Working data »
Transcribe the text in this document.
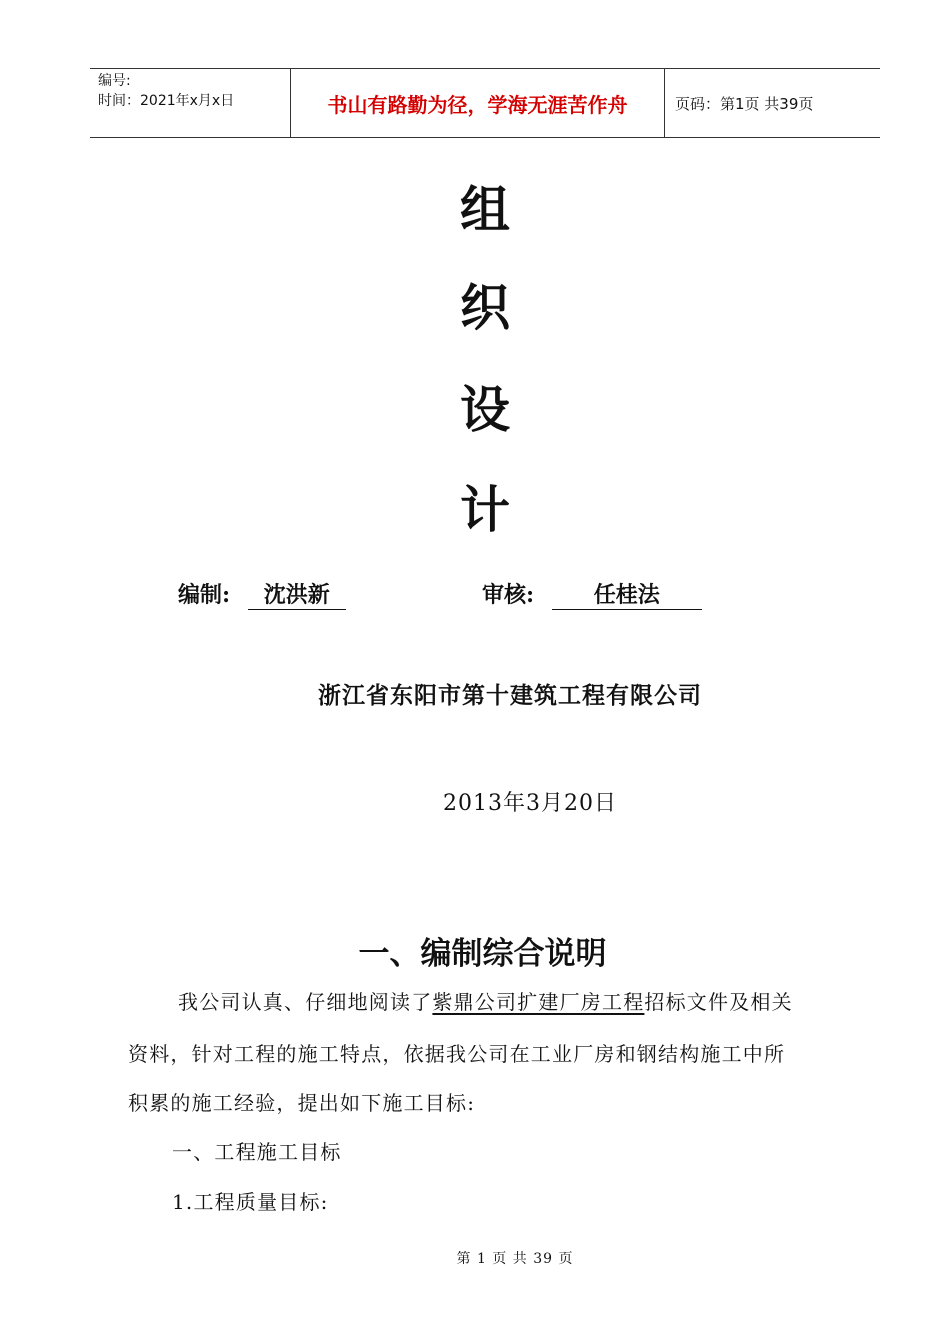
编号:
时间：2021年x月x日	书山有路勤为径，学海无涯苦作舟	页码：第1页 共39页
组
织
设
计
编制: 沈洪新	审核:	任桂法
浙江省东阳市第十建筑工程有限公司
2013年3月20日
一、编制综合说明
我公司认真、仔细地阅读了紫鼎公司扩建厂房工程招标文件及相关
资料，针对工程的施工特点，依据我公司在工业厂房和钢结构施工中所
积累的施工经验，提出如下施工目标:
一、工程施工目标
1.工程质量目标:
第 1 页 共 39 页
---
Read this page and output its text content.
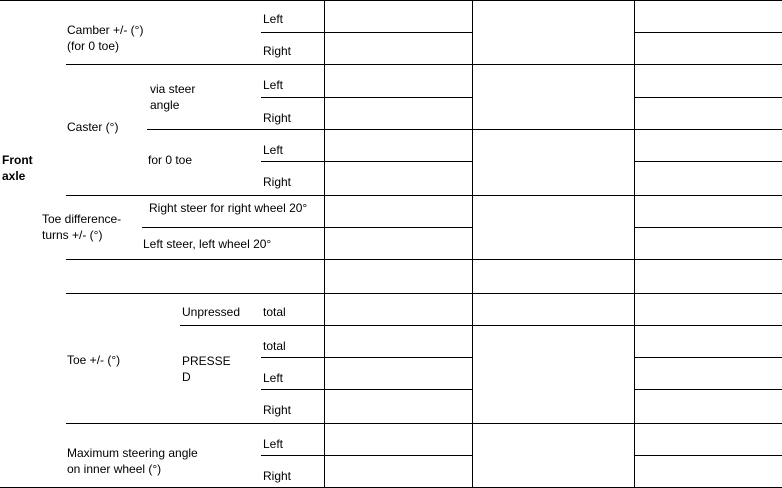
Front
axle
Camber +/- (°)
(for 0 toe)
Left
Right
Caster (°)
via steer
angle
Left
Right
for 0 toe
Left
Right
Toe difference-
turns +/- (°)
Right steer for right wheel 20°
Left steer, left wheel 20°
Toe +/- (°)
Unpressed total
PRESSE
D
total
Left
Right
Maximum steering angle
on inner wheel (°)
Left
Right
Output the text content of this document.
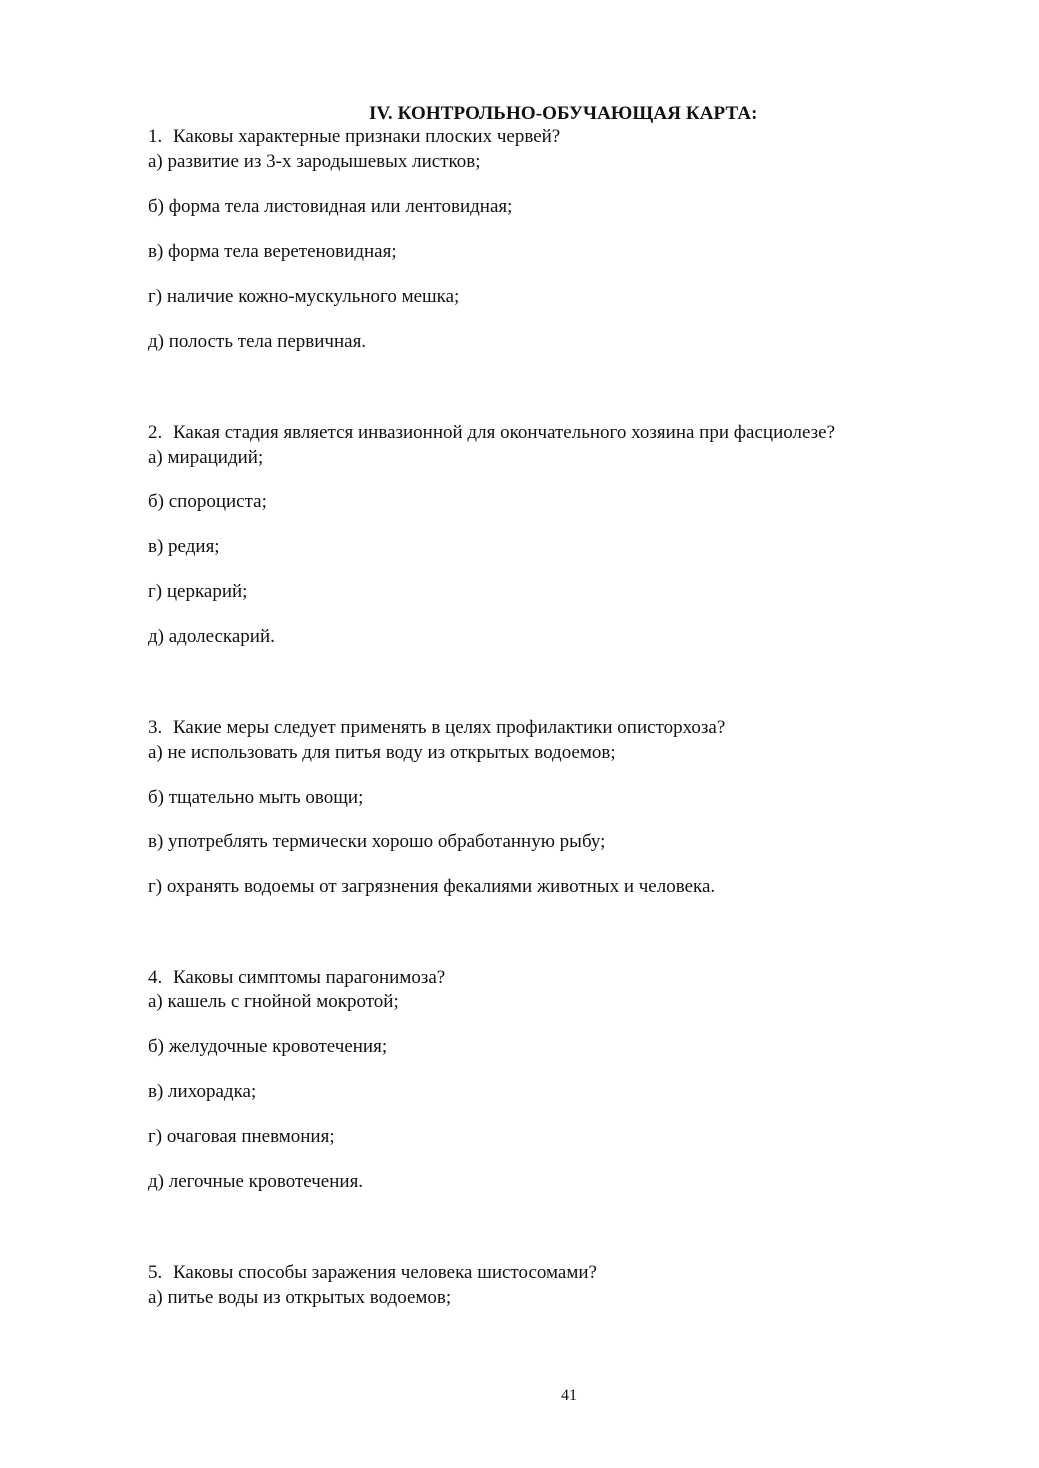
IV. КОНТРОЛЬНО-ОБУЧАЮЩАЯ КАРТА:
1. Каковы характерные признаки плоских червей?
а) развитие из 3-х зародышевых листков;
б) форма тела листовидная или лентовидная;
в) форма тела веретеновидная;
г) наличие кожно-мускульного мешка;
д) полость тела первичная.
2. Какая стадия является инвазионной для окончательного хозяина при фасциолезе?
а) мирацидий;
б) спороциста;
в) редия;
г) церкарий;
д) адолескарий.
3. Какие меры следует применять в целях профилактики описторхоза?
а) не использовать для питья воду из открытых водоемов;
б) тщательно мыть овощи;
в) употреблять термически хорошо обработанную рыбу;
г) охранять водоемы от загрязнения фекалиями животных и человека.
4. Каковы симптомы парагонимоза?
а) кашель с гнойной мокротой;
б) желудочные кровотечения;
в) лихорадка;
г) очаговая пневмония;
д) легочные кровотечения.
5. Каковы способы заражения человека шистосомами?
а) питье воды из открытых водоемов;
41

Short task » Gather each line of the listing containing the word "document" and show it.

Exercise solution »
Transcribe the text in this document.
Output the text content of this document.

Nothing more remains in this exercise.